>> start Entries provided

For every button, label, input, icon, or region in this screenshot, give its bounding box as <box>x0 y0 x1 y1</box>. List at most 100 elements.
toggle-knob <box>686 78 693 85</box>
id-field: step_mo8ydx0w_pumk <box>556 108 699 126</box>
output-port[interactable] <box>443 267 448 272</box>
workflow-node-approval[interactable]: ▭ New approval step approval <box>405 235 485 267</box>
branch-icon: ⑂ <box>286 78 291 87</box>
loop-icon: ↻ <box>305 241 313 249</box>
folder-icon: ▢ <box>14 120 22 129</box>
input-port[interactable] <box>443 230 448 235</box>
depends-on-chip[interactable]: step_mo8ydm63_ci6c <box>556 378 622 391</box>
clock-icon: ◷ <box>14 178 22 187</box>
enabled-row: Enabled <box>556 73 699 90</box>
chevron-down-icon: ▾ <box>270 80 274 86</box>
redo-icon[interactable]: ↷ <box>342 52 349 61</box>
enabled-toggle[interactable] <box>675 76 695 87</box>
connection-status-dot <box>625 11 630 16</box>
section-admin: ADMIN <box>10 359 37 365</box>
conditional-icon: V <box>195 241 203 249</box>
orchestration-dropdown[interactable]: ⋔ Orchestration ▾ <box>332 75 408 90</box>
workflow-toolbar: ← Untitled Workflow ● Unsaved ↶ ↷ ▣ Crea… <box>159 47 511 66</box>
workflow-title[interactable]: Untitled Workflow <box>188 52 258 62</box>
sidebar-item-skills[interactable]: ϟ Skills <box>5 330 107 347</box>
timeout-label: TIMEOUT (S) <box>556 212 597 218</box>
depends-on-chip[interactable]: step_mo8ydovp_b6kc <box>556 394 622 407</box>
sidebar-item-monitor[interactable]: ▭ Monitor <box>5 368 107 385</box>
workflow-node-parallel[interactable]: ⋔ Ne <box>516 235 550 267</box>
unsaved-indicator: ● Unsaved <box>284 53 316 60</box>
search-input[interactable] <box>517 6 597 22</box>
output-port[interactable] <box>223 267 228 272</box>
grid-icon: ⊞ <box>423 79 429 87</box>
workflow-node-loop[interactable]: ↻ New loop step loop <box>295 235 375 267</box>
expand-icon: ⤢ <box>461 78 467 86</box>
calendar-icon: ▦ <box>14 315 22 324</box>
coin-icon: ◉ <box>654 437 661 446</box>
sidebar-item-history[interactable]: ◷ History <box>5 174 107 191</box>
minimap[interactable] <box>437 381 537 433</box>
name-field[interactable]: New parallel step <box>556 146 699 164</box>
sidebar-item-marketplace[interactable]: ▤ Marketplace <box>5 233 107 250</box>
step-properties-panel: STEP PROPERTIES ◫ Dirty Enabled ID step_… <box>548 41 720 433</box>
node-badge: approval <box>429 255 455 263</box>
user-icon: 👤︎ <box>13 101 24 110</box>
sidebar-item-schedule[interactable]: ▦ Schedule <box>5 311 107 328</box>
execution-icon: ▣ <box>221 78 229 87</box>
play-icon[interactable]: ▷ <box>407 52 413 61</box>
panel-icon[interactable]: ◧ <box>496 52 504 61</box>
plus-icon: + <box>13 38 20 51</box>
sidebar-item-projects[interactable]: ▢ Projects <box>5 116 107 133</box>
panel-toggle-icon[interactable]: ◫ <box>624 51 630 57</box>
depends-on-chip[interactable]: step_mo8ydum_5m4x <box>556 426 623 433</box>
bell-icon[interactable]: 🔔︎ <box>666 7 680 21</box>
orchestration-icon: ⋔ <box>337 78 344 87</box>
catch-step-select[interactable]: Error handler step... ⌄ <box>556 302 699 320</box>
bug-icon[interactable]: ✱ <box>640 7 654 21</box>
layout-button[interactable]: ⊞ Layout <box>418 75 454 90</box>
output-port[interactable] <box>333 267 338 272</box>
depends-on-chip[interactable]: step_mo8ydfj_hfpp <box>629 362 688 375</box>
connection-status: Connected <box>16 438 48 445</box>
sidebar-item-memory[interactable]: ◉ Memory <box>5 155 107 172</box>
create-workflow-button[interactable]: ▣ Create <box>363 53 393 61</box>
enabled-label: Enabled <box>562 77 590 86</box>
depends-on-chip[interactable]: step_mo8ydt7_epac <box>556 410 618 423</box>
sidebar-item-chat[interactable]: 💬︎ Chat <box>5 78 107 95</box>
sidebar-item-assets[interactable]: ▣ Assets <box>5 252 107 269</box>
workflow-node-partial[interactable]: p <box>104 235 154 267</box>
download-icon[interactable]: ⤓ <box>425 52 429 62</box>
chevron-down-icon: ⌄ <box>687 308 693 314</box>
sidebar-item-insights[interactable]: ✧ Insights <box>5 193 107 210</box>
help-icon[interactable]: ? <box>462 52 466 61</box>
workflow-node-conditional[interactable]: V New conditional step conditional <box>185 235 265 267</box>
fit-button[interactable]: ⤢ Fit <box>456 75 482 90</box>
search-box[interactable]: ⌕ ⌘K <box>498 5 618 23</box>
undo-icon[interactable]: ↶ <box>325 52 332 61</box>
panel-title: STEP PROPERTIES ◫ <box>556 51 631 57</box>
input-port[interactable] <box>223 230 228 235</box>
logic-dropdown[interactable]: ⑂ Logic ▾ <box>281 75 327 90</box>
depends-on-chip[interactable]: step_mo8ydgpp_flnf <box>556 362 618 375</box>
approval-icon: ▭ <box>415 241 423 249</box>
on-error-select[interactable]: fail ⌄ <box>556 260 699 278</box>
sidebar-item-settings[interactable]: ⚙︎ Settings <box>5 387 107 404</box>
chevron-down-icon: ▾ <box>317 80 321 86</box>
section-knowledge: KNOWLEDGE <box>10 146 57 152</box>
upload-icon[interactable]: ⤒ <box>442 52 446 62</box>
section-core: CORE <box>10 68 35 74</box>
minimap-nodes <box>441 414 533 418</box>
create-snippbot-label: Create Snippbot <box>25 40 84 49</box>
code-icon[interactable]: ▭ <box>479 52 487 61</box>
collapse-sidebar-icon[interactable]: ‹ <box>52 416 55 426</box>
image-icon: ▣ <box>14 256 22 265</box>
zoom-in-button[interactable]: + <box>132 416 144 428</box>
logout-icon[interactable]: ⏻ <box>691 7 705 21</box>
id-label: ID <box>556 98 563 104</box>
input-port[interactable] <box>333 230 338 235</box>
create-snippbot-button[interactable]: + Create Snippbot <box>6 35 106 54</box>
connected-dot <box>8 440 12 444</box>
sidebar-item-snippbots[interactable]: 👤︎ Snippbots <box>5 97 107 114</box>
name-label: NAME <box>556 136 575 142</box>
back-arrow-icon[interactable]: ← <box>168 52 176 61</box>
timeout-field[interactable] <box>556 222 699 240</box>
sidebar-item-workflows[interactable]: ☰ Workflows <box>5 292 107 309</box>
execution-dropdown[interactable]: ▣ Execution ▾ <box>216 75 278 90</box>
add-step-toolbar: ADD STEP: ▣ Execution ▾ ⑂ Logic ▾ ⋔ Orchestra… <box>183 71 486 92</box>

>> end Entries provided

Return every line from the entries above that contains the string "input", copying each line unchanged.

For every button, label, input, icon, or region in this screenshot, give its bounding box as <box>x0 y0 x1 y1</box>. List at most 100 elements.
input-port[interactable] <box>443 230 448 235</box>
search-input[interactable] <box>517 6 597 22</box>
input-port[interactable] <box>223 230 228 235</box>
input-port[interactable] <box>333 230 338 235</box>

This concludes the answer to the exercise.